Transcribe exactly the part of the lines that opens with the line containing "step-badge: 1 [177, 117, 209, 149]" and closes with the line containing "annotation-arrow [155, 101, 181, 124]", both ends included.

* start *

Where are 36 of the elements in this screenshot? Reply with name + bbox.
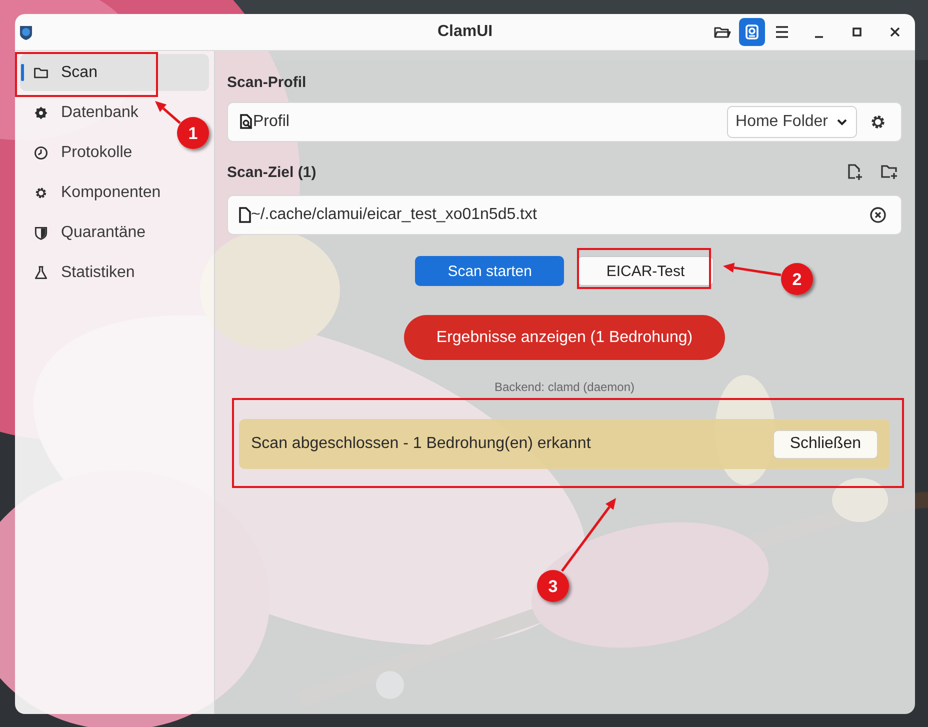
step-badge: 1 [177, 117, 209, 149]
menu-icon [773, 23, 791, 41]
shield-icon [19, 24, 33, 40]
search-file-icon [239, 114, 253, 130]
start-scan-button[interactable]: Scan starten [415, 256, 564, 286]
close-button[interactable]: Schließen [772, 430, 878, 458]
banner-message: Scan abgeschlossen - 1 Bedrohung(en) erkannt [251, 435, 591, 453]
gear-icon [33, 104, 49, 120]
clear-icon [869, 206, 887, 224]
results-button[interactable]: Ergebnisse anzeigen (1 Bedrohung) [404, 315, 725, 360]
profile-label: Profil [253, 113, 290, 131]
backend-label: Backend: clamd (daemon) [494, 380, 635, 394]
step-badge: 3 [537, 570, 569, 602]
sidebar-item[interactable]: Quarantäne [20, 214, 209, 251]
test-button[interactable]: EICAR-Test [577, 256, 714, 286]
annotation-arrow [723, 262, 782, 276]
section-heading: Scan-Ziel (1) [227, 164, 316, 180]
file-icon [239, 207, 251, 223]
section-heading: Scan-Profil [227, 74, 306, 90]
scanner-icon [743, 23, 761, 41]
minimize-icon [815, 36, 823, 38]
window-title: ClamUI [437, 23, 493, 40]
sidebar-item[interactable]: Statistiken [20, 254, 209, 291]
annotation-arrow [155, 101, 181, 124]
add-folder-icon [880, 163, 898, 181]
file-path: ~/.cache/clamui/eicar_test_xo01n5d5.txt [251, 206, 537, 224]
sidebar-item[interactable]: Scan [20, 54, 209, 91]
profile-dropdown[interactable]: Home Folder [726, 106, 857, 138]
add-file-icon [846, 163, 864, 181]
shield-icon [33, 224, 49, 240]
selection-indicator [21, 64, 24, 81]
step-badge: 2 [781, 263, 813, 295]
scan-view-button[interactable] [739, 18, 765, 46]
sidebar-item[interactable]: Komponenten [20, 174, 209, 211]
clock-icon [33, 144, 49, 160]
flask-icon [33, 264, 49, 280]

* end *

### ANSWER FOR THE TASK
step-badge: 1 [177, 117, 209, 149]
menu-icon [773, 23, 791, 41]
shield-icon [19, 24, 33, 40]
search-file-icon [239, 114, 253, 130]
start-scan-button[interactable]: Scan starten [415, 256, 564, 286]
close-button[interactable]: Schließen [772, 430, 878, 458]
banner-message: Scan abgeschlossen - 1 Bedrohung(en) erkannt [251, 435, 591, 453]
gear-icon [33, 104, 49, 120]
clear-icon [869, 206, 887, 224]
results-button[interactable]: Ergebnisse anzeigen (1 Bedrohung) [404, 315, 725, 360]
profile-label: Profil [253, 113, 290, 131]
backend-label: Backend: clamd (daemon) [494, 380, 635, 394]
step-badge: 3 [537, 570, 569, 602]
sidebar-item[interactable]: Quarantäne [20, 214, 209, 251]
test-button[interactable]: EICAR-Test [577, 256, 714, 286]
annotation-arrow [723, 262, 782, 276]
section-heading: Scan-Ziel (1) [227, 164, 316, 180]
file-icon [239, 207, 251, 223]
section-heading: Scan-Profil [227, 74, 306, 90]
scanner-icon [743, 23, 761, 41]
minimize-icon [815, 36, 823, 38]
window-title: ClamUI [437, 23, 493, 40]
sidebar-item[interactable]: Statistiken [20, 254, 209, 291]
annotation-arrow [155, 101, 181, 124]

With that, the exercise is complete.